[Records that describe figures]
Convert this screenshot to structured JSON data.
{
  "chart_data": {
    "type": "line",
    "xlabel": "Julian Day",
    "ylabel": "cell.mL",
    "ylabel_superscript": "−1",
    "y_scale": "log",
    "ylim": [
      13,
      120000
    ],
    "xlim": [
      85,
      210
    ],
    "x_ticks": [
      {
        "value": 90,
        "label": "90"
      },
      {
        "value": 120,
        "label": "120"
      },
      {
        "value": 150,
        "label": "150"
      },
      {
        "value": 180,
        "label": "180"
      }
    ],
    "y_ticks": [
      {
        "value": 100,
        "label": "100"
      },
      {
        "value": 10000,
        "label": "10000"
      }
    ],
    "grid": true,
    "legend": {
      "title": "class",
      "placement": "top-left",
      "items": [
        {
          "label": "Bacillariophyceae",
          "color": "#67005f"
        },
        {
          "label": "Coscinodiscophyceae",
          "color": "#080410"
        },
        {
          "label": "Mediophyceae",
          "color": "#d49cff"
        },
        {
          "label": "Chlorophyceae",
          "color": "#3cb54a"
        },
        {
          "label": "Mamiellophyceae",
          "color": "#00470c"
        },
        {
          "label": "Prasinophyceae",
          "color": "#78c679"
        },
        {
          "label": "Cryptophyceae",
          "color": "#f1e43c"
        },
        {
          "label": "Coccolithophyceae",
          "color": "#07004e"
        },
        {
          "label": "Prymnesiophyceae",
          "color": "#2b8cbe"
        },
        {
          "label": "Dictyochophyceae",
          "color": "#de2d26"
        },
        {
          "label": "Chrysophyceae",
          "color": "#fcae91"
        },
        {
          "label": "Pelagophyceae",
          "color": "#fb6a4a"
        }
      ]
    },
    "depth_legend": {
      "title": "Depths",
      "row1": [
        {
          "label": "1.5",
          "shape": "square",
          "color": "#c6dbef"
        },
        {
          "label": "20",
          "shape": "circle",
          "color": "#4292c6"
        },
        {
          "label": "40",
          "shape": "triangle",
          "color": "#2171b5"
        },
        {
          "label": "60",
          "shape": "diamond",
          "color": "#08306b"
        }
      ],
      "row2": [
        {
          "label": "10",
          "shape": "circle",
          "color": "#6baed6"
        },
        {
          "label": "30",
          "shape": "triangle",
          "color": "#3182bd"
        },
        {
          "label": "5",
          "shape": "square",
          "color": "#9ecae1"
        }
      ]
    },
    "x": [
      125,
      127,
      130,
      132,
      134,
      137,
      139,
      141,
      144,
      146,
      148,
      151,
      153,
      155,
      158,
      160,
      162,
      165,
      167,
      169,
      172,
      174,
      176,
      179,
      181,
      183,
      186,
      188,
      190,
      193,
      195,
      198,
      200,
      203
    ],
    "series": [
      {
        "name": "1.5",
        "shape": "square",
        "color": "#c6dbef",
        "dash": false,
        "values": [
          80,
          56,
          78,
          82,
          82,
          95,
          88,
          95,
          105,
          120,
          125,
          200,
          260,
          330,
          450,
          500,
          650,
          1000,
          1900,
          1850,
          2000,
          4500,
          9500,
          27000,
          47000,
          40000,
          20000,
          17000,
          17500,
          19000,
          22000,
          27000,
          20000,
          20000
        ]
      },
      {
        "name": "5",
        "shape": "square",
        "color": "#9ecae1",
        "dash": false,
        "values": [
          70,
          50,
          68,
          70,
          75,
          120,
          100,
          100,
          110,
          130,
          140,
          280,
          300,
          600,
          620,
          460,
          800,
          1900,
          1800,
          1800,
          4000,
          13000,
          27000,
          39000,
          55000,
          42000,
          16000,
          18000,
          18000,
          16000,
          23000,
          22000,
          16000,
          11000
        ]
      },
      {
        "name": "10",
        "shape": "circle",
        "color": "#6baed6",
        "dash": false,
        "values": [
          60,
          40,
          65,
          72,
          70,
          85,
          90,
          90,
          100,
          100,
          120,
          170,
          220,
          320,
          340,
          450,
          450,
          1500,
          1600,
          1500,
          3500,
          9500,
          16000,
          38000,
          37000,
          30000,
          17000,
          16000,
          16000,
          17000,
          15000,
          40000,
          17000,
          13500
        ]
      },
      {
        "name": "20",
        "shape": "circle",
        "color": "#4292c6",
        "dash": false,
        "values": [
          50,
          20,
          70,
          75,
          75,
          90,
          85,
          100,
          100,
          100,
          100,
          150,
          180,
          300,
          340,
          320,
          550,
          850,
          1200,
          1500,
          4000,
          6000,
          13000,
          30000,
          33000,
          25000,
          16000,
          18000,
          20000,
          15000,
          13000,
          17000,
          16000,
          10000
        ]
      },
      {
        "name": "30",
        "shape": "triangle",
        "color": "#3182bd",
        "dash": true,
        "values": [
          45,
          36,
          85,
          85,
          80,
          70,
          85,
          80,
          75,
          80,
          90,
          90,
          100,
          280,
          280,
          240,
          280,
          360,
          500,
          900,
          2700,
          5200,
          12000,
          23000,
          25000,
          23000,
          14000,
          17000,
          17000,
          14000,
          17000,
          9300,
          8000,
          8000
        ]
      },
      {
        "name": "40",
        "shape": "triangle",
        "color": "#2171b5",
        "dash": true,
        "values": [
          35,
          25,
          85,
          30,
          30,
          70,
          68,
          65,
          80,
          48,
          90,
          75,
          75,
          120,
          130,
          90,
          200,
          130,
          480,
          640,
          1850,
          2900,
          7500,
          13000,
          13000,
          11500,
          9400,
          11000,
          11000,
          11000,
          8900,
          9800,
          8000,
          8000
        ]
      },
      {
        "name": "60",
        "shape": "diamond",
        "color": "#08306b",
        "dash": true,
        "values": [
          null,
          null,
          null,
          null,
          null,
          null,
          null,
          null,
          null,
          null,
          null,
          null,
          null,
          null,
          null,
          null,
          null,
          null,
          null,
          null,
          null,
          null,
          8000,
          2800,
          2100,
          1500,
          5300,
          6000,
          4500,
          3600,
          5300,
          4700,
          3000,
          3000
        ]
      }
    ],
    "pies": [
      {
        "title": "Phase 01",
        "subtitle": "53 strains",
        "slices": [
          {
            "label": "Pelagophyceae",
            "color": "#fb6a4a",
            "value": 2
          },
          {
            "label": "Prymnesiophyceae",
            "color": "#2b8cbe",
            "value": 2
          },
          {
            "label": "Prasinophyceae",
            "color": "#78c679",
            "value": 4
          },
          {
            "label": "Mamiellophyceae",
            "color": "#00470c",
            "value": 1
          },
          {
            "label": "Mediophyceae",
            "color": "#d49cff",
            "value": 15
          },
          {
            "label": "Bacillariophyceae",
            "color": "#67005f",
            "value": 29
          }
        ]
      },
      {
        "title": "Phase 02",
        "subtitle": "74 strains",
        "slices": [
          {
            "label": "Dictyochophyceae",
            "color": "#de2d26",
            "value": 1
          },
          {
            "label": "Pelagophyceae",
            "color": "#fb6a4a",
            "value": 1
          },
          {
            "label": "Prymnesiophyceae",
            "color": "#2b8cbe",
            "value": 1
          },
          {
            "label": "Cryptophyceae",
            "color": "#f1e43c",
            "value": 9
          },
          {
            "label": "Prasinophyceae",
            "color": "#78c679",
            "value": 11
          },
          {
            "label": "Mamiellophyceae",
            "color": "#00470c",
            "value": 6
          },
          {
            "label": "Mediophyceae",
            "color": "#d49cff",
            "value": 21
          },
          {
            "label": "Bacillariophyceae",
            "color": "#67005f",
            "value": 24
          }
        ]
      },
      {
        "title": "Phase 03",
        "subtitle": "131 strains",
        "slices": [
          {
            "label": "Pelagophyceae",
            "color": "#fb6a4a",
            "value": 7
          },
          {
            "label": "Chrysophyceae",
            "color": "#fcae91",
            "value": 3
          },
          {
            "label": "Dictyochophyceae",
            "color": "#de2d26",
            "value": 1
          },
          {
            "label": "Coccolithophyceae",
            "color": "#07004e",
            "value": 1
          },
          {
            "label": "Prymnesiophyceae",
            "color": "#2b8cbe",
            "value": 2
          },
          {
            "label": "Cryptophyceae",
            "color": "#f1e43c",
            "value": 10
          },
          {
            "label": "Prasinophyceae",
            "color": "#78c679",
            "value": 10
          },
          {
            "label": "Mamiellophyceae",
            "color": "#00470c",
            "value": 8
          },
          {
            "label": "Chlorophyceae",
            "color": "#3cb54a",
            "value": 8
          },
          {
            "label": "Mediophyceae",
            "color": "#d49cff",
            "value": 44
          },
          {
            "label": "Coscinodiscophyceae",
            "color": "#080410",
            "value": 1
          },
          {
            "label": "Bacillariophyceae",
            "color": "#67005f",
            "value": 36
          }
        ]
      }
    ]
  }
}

**GIVEN PROBLEM:** Look through the material above and pick out each line holding the word "subtitle".

**ANSWER BELOW:**
        "subtitle": "53 strains",
        "subtitle": "74 strains",
        "subtitle": "131 strains",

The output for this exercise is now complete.